(Entries from a dataset)
⟨

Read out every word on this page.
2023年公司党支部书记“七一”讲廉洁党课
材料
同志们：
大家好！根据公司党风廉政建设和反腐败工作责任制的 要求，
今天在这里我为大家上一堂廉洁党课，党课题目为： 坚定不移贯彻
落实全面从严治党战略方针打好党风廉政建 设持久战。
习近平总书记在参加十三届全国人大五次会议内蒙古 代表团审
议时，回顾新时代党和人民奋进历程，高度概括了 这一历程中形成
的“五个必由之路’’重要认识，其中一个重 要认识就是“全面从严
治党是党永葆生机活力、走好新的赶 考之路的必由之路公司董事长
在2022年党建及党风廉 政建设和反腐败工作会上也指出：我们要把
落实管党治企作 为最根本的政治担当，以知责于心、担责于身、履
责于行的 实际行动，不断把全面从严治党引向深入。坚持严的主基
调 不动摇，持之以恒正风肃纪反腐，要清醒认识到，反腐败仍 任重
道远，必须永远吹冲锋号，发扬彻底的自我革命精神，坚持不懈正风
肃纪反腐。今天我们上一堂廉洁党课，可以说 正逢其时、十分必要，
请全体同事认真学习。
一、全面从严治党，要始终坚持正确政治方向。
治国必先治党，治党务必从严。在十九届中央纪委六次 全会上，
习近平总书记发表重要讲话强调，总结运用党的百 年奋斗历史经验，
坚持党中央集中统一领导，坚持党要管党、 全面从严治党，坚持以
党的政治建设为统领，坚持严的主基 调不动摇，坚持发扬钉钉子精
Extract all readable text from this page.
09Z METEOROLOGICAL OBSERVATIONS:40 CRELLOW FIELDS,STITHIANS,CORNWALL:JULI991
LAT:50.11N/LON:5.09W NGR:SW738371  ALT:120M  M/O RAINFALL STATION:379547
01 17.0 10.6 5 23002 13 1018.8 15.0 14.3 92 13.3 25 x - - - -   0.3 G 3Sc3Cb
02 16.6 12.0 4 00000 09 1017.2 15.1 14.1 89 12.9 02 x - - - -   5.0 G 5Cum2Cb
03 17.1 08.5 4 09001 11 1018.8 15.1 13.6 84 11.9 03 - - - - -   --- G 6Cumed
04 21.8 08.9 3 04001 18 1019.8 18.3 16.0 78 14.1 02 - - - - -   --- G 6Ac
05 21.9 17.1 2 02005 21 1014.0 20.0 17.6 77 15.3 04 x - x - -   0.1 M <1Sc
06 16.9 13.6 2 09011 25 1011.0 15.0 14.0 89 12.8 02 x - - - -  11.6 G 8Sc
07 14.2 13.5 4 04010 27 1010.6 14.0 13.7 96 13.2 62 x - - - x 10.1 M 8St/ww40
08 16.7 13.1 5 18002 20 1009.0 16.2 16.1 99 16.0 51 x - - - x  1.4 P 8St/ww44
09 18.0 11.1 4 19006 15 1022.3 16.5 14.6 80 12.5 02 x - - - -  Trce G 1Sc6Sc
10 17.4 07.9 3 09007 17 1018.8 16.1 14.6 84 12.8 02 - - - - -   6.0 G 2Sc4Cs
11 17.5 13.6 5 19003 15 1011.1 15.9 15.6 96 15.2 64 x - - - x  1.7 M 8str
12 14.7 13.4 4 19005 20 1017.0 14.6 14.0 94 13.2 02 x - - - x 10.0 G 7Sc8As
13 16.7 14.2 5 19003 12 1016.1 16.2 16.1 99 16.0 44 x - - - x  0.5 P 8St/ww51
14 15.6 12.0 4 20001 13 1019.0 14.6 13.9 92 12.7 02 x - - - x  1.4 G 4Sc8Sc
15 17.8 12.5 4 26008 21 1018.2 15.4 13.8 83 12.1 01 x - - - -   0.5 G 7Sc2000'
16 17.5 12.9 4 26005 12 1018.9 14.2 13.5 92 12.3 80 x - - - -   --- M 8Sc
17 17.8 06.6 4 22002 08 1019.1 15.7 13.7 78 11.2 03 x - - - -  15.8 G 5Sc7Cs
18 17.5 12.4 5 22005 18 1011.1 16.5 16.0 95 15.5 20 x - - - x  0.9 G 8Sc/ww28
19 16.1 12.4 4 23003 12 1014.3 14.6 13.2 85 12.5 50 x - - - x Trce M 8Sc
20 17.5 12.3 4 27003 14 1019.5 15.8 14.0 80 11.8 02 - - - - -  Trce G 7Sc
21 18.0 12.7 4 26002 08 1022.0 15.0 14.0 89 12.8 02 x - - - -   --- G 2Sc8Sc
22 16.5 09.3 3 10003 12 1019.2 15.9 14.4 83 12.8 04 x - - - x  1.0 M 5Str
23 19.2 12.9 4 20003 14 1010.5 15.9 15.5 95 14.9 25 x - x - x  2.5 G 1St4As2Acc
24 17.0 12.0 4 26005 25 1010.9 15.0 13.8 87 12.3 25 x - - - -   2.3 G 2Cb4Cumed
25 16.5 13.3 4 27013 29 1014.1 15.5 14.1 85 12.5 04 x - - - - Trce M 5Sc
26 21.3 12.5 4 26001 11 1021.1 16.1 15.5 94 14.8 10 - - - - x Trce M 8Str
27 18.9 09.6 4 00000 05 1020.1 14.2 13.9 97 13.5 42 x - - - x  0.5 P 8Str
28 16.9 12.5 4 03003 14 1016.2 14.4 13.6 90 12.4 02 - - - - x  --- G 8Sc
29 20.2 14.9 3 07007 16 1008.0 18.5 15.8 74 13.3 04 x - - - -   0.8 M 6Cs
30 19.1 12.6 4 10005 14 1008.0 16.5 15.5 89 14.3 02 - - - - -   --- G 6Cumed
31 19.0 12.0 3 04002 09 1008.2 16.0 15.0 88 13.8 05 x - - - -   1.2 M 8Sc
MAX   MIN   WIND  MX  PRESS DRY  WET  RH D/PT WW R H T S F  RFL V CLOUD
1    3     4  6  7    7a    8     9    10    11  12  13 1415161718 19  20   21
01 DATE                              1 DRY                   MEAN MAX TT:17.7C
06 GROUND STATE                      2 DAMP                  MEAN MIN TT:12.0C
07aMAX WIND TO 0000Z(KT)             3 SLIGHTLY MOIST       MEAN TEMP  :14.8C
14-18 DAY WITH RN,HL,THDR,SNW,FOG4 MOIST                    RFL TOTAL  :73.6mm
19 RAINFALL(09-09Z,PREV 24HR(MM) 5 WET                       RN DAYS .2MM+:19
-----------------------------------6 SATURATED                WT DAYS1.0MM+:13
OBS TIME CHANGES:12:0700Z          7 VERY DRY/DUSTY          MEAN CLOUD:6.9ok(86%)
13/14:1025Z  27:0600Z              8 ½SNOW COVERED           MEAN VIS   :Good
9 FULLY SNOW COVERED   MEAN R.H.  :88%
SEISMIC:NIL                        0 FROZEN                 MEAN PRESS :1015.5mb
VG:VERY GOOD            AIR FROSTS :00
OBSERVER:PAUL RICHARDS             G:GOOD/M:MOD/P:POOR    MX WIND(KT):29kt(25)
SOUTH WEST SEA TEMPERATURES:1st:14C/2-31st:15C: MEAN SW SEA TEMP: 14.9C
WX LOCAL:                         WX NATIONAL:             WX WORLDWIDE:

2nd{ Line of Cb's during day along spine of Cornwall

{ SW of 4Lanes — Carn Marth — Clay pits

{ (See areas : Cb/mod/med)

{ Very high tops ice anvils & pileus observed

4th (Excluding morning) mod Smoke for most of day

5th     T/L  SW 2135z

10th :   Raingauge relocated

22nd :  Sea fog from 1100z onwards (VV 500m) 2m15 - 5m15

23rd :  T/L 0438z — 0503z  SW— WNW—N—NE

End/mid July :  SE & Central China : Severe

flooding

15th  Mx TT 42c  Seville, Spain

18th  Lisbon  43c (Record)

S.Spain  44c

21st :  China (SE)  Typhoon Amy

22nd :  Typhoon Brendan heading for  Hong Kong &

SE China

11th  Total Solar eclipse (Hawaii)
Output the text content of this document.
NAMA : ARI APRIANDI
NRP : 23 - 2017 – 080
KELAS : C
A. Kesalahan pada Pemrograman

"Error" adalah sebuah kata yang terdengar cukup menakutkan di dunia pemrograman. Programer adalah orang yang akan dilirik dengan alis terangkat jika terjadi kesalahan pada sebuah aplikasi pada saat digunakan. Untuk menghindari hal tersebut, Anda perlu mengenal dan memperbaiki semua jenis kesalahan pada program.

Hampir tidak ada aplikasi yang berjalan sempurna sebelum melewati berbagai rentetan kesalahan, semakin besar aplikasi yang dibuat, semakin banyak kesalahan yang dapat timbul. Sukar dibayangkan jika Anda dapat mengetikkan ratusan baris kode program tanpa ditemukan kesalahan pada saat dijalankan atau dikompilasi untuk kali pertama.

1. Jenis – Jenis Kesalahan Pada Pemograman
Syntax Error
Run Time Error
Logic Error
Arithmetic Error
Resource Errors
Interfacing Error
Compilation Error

⟩

What to work on: Please extract exactly, and only, the lines from the line containing "Output the text content of this document." through the last line of the records.

Completed exercise:
Output the text content of this document.
NAMA : ARI APRIANDI
NRP : 23 - 2017 – 080
KELAS : C
A. Kesalahan pada Pemrograman

"Error" adalah sebuah kata yang terdengar cukup menakutkan di dunia pemrograman. Programer adalah orang yang akan dilirik dengan alis terangkat jika terjadi kesalahan pada sebuah aplikasi pada saat digunakan. Untuk menghindari hal tersebut, Anda perlu mengenal dan memperbaiki semua jenis kesalahan pada program.

Hampir tidak ada aplikasi yang berjalan sempurna sebelum melewati berbagai rentetan kesalahan, semakin besar aplikasi yang dibuat, semakin banyak kesalahan yang dapat timbul. Sukar dibayangkan jika Anda dapat mengetikkan ratusan baris kode program tanpa ditemukan kesalahan pada saat dijalankan atau dikompilasi untuk kali pertama.

1. Jenis – Jenis Kesalahan Pada Pemograman
Syntax Error
Run Time Error
Logic Error
Arithmetic Error
Resource Errors
Interfacing Error
Compilation Error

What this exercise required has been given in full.